→ **SOURCE DATA**:
----------

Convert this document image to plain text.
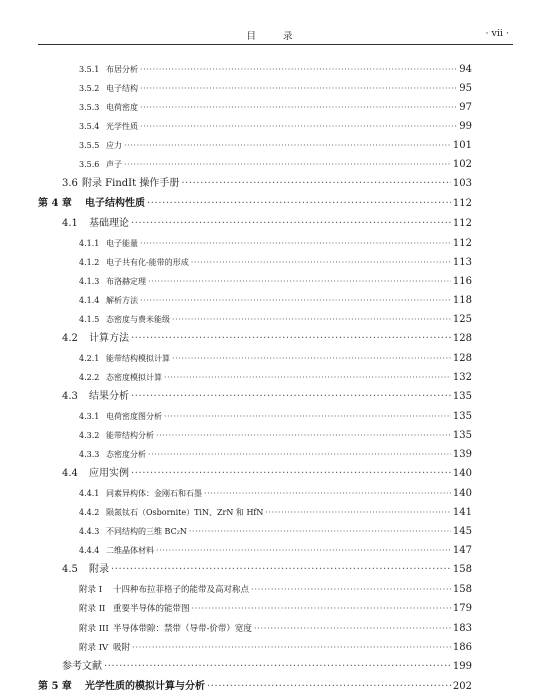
目 录	· vii ·
3.5.1 布居分析 ·····	94
3.5.2 电子结构 ·····	95
3.5.3 电荷密度 ·····	97
3.5.4 光学性质 ·····	99
3.5.5 应力 ·····	101
3.5.6 声子 ·····	102
3.6 附录 FindIt 操作手册 ·····	103
第 4 章	电子结构性质 ·····	112
4.1	基础理论 ·····	112
4.1.1 电子能量 ·····	112
4.1.2 电子共有化-能带的形成 ·····	113
4.1.3 布洛赫定理 ·····	116
4.1.4 解析方法 ·····	118
4.1.5 态密度与费米能级 ·····	125
4.2	计算方法 ·····	128
4.2.1 能带结构模拟计算 ·····	128
4.2.2 态密度模拟计算 ·····	132
4.3	结果分析 ·····	135
4.3.1 电荷密度图分析 ·····	135
4.3.2 能带结构分析 ·····	135
4.3.3 态密度分析 ·····	139
4.4	应用实例 ·····	140
4.4.1 同素异构体：金刚石和石墨 ·····	140
4.4.2 陨氮钛石（Osbornite）TiN、ZrN 和 HfN ·····	141
4.4.3 不同结构的三维 BC₂N ·····	145
4.4.4 二维晶体材料 ·····	147
4.5	附录 ·····	158
附录 I	十四种布拉菲格子的能带及高对称点 ·····	158
附录 II 重要半导体的能带图 ·····	179
附录 III 半导体带隙：禁带（导带-价带）宽度 ·····	183
附录 IV 吸附 ·····	186
参考文献 ·····	199
第 5 章	光学性质的模拟计算与分析 ·····	202
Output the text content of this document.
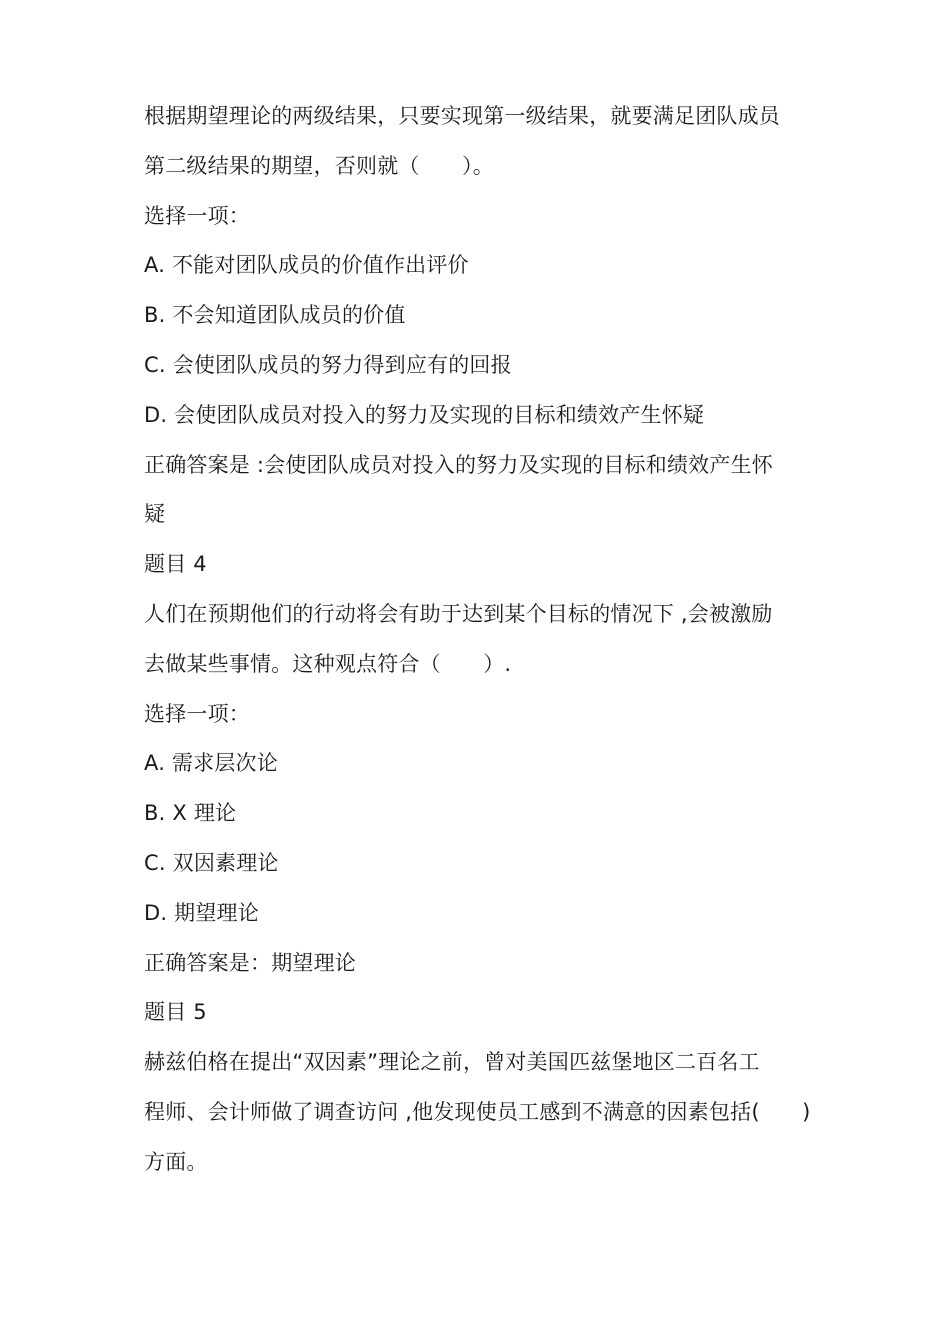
根据期望理论的两级结果，只要实现第一级结果，就要满足团队成员
第二级结果的期望，否则就（　　）。
选择一项：
A. 不能对团队成员的价值作出评价
B. 不会知道团队成员的价值
C. 会使团队成员的努力得到应有的回报
D. 会使团队成员对投入的努力及实现的目标和绩效产生怀疑
正确答案是 :会使团队成员对投入的努力及实现的目标和绩效产生怀
疑
题目 4
人们在预期他们的行动将会有助于达到某个目标的情况下 ,会被激励
去做某些事情。这种观点符合（　　）.
选择一项：
A. 需求层次论
B. X 理论
C. 双因素理论
D. 期望理论
正确答案是：期望理论
题目 5
赫兹伯格在提出“双因素”理论之前，曾对美国匹兹堡地区二百名工
程师、会计师做了调查访问 ,他发现使员工感到不满意的因素包括(　　)
方面。
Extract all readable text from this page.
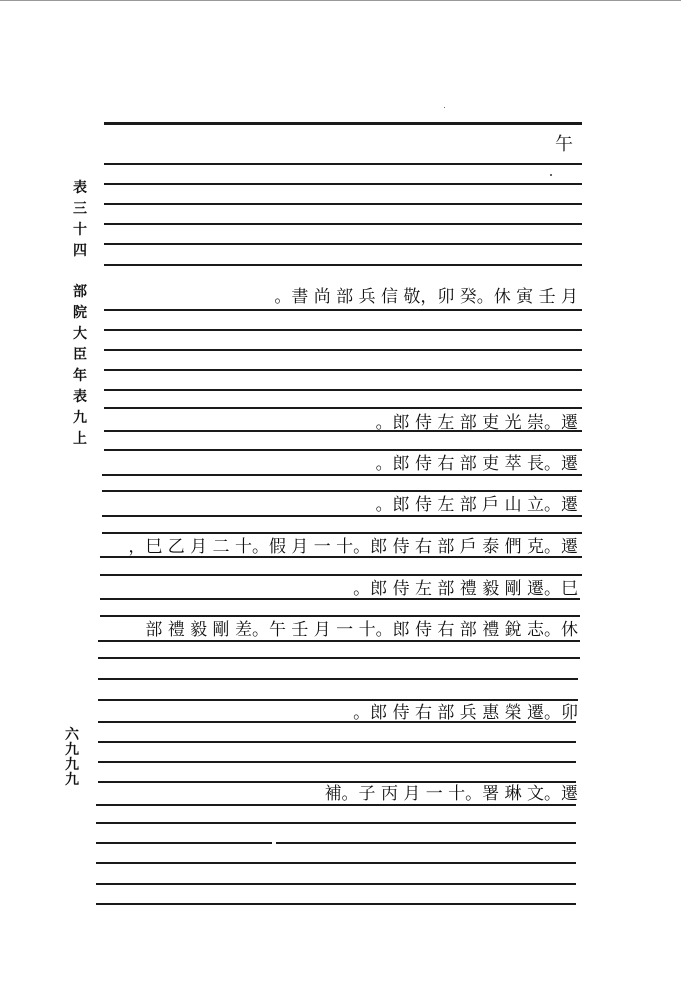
表
三
十
四
部
院
大
臣
年
表
九
上
六
九
九
九
午
月 壬 寅 休。癸 卯，敬 信 兵 部 尚 書。
遷。崇 光 吏 部 左 侍 郎。
遷。長 萃 吏 部 右 侍 郎。
遷。立 山 戶 部 左 侍 郎。
遷。克 們 泰 戶 部 右 侍 郎。十 一 月 假。十 二 月 乙 巳，
巳。遷 剛 毅 禮 部 左 侍 郎。
休。志 銳 禮 部 右 侍 郎。十 一 月 壬 午。差 剛 毅 禮 部
卯。遷 榮 惠 兵 部 右 侍 郎。
遷。文 琳 署。十 一 月 丙 子。補
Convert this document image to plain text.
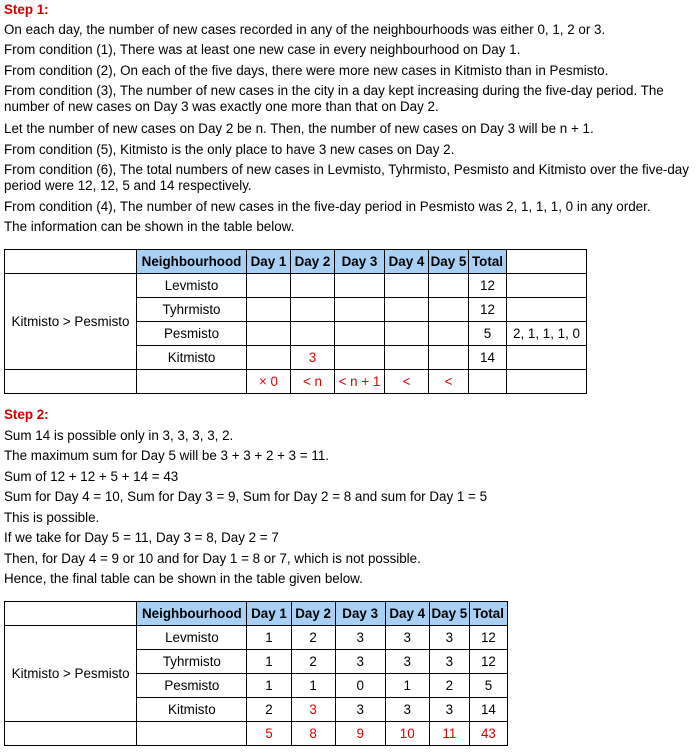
Step 1:
On each day, the number of new cases recorded in any of the neighbourhoods was either 0, 1, 2 or 3.
From condition (1), There was at least one new case in every neighbourhood on Day 1.
From condition (2), On each of the five days, there were more new cases in Kitmisto than in Pesmisto.
From condition (3), The number of new cases in the city in a day kept increasing during the five-day period. The number of new cases on Day 3 was exactly one more than that on Day 2.
Let the number of new cases on Day 2 be n. Then, the number of new cases on Day 3 will be n + 1.
From condition (5), Kitmisto is the only place to have 3 new cases on Day 2.
From condition (6), The total numbers of new cases in Levmisto, Tyhrmisto, Pesmisto and Kitmisto over the five-day period were 12, 12, 5 and 14 respectively.
From condition (4), The number of new cases in the five-day period in Pesmisto was 2, 1, 1, 1, 0 in any order.
The information can be shown in the table below.
	Neighbourhood	Day 1	Day 2	Day 3	Day 4	Day 5	Total	
Kitmisto > Pesmisto	Levmisto						12	
	Tyhrmisto						12	
	Pesmisto						5	2, 1, 1, 1, 0
	Kitmisto		3				14	
		× 0	< n	< n + 1	<	<		
Step 2:
Sum 14 is possible only in 3, 3, 3, 3, 2.
The maximum sum for Day 5 will be 3 + 3 + 2 + 3 = 11.
Sum of 12 + 12 + 5 + 14 = 43
Sum for Day 4 = 10, Sum for Day 3 = 9, Sum for Day 2 = 8 and sum for Day 1 = 5
This is possible.
If we take for Day 5 = 11, Day 3 = 8, Day 2 = 7
Then, for Day 4 = 9 or 10 and for Day 1 = 8 or 7, which is not possible.
Hence, the final table can be shown in the table given below.
	Neighbourhood	Day 1	Day 2	Day 3	Day 4	Day 5	Total
Kitmisto > Pesmisto	Levmisto	1	2	3	3	3	12
	Tyhrmisto	1	2	3	3	3	12
	Pesmisto	1	1	0	1	2	5
	Kitmisto	2	3	3	3	3	14
		5	8	9	10	11	43
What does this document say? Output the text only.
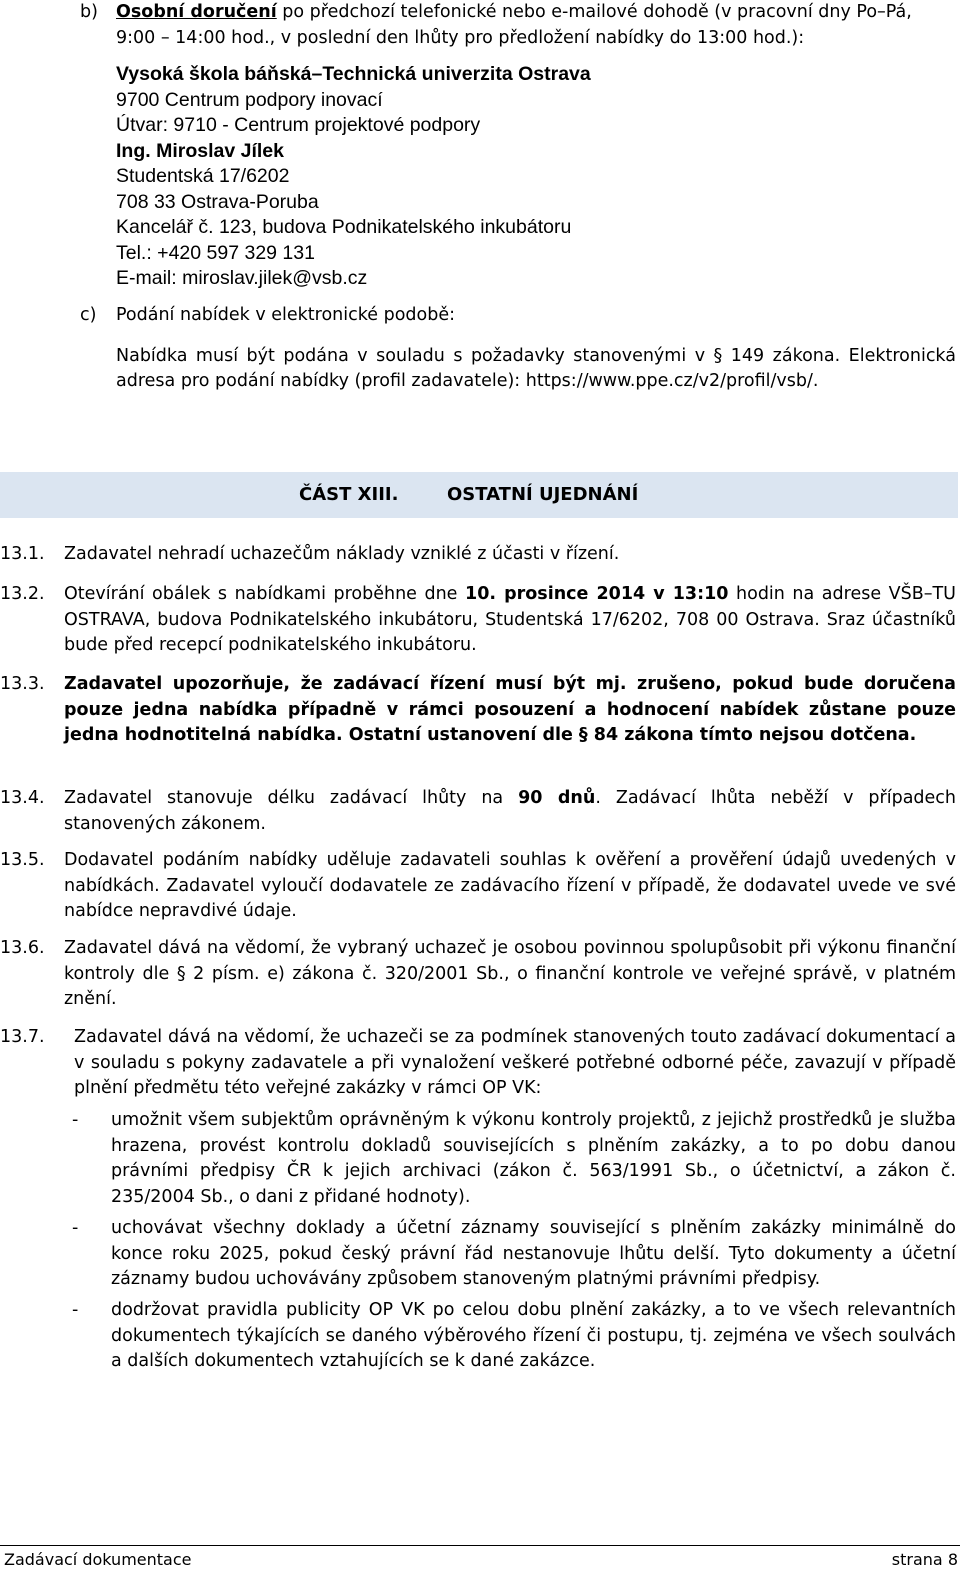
b) Osobní doručení po předchozí telefonické nebo e-mailové dohodě (v pracovní dny Po–Pá, 9:00 – 14:00 hod., v poslední den lhůty pro předložení nabídky do 13:00 hod.):
Vysoká škola báňská–Technická univerzita Ostrava
9700 Centrum podpory inovací
Útvar: 9710 - Centrum projektové podpory
Ing. Miroslav Jílek
Studentská 17/6202
708 33 Ostrava-Poruba
Kancelář č. 123, budova Podnikatelského inkubátoru
Tel.: +420 597 329 131
E-mail: miroslav.jilek@vsb.cz
c) Podání nabídek v elektronické podobě:
Nabídka musí být podána v souladu s požadavky stanovenými v § 149 zákona. Elektronická adresa pro podání nabídky (profil zadavatele): https://www.ppe.cz/v2/profil/vsb/.
ČÁST XIII.	OSTATNÍ UJEDNÁNÍ
13.1. Zadavatel nehradí uchazečům náklady vzniklé z účasti v řízení.
13.2. Otevírání obálek s nabídkami proběhne dne 10. prosince 2014 v 13:10 hodin na adrese VŠB–TU OSTRAVA, budova Podnikatelského inkubátoru, Studentská 17/6202, 708 00 Ostrava. Sraz účastníků bude před recepcí podnikatelského inkubátoru.
13.3. Zadavatel upozorňuje, že zadávací řízení musí být mj. zrušeno, pokud bude doručena pouze jedna nabídka případně v rámci posouzení a hodnocení nabídek zůstane pouze jedna hodnotitelná nabídka. Ostatní ustanovení dle § 84 zákona tímto nejsou dotčena.
13.4. Zadavatel stanovuje délku zadávací lhůty na 90 dnů. Zadávací lhůta neběží v případech stanovených zákonem.
13.5. Dodavatel podáním nabídky uděluje zadavateli souhlas k ověření a prověření údajů uvedených v nabídkách. Zadavatel vyloučí dodavatele ze zadávacího řízení v případě, že dodavatel uvede ve své nabídce nepravdivé údaje.
13.6. Zadavatel dává na vědomí, že vybraný uchazeč je osobou povinnou spolupůsobit při výkonu finanční kontroly dle § 2 písm. e) zákona č. 320/2001 Sb., o finanční kontrole ve veřejné správě, v platném znění.
13.7. Zadavatel dává na vědomí, že uchazeči se za podmínek stanovených touto zadávací dokumentací a v souladu s pokyny zadavatele a při vynaložení veškeré potřebné odborné péče, zavazují v případě plnění předmětu této veřejné zakázky v rámci OP VK:
- umožnit všem subjektům oprávněným k výkonu kontroly projektů, z jejichž prostředků je služba hrazena, provést kontrolu dokladů souvisejících s plněním zakázky, a to po dobu danou právními předpisy ČR k jejich archivaci (zákon č. 563/1991 Sb., o účetnictví, a zákon č. 235/2004 Sb., o dani z přidané hodnoty).
- uchovávat všechny doklady a účetní záznamy související s plněním zakázky minimálně do konce roku 2025, pokud český právní řád nestanovuje lhůtu delší. Tyto dokumenty a účetní záznamy budou uchovávány způsobem stanoveným platnými právními předpisy.
- dodržovat pravidla publicity OP VK po celou dobu plnění zakázky, a to ve všech relevantních dokumentech týkajících se daného výběrového řízení či postupu, tj. zejména ve všech soulvách a dalších dokumentech vztahujících se k dané zakázce.
Zadávací dokumentace	strana 8
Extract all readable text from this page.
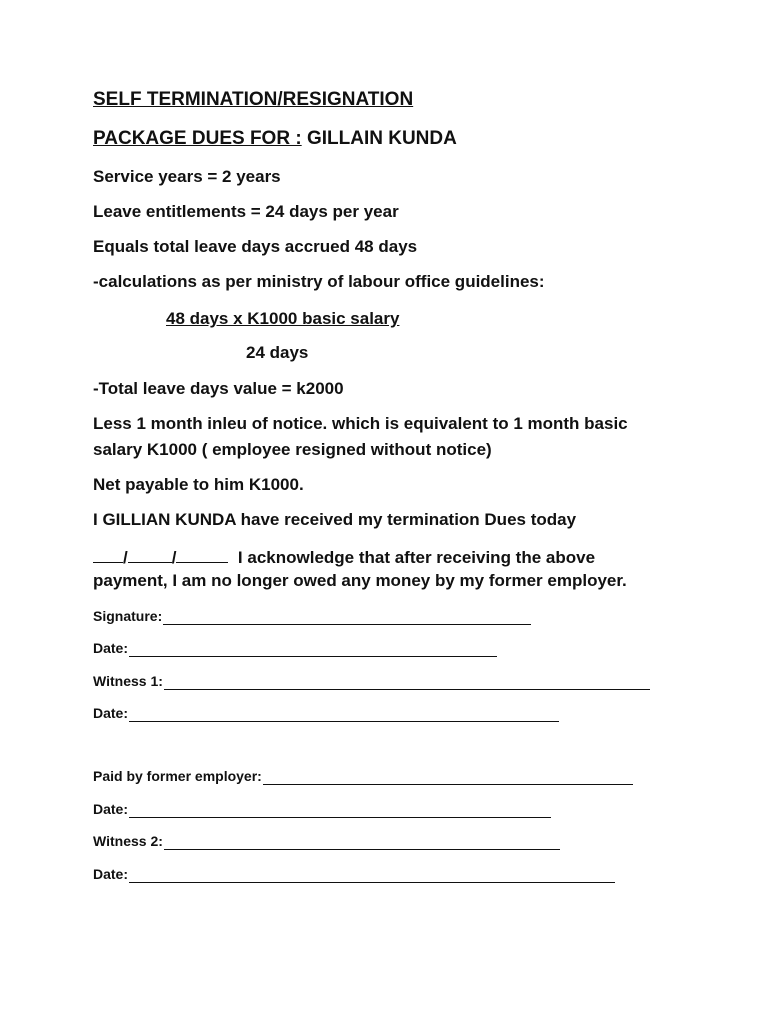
SELF TERMINATION/RESIGNATION
PACKAGE DUES FOR : GILLAIN KUNDA
Service years = 2 years
Leave entitlements = 24 days per year
Equals total leave days accrued 48 days
-calculations as per ministry of labour office guidelines:
48 days x K1000 basic salary
24 days
-Total leave days value = k2000
Less 1 month inleu of notice. which is equivalent to 1 month basic
salary K1000 ( employee resigned without notice)
Net payable to him K1000.
I GILLIAN KUNDA have received my termination Dues today
/	/	I acknowledge that after receiving the above
payment, I am no longer owed any money by my former employer.
Signature:
Date:
Witness 1:
Date:
Paid by former employer:
Date:
Witness 2:
Date:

----------

→ **TASK DESCRIPTION**: Search the entries for "cases" and copy out each line that has it.

→ **ANSWER TO THE TASK**:
On each day, the number of new cases recorded in any of the neighbourhoods was either 0, 1, 2 or 3.
From condition (2), On each of the five days, there were more new cases in Kitmisto than in Pesmisto.
From condition (3), The number of new cases in the city in a day kept increasing during the five-day period. The number of new cases on Day 3 was exactly one more than that on Day 2.
Let the number of new cases on Day 2 be n. Then, the number of new cases on Day 3 will be n + 1.
From condition (5), Kitmisto is the only place to have 3 new cases on Day 2.
From condition (6), The total numbers of new cases in Levmisto, Tyhrmisto, Pesmisto and Kitmisto over the five-day period were 12, 12, 5 and 14 respectively.
From condition (4), The number of new cases in the five-day period in Pesmisto was 2, 1, 1, 1, 0 in any order.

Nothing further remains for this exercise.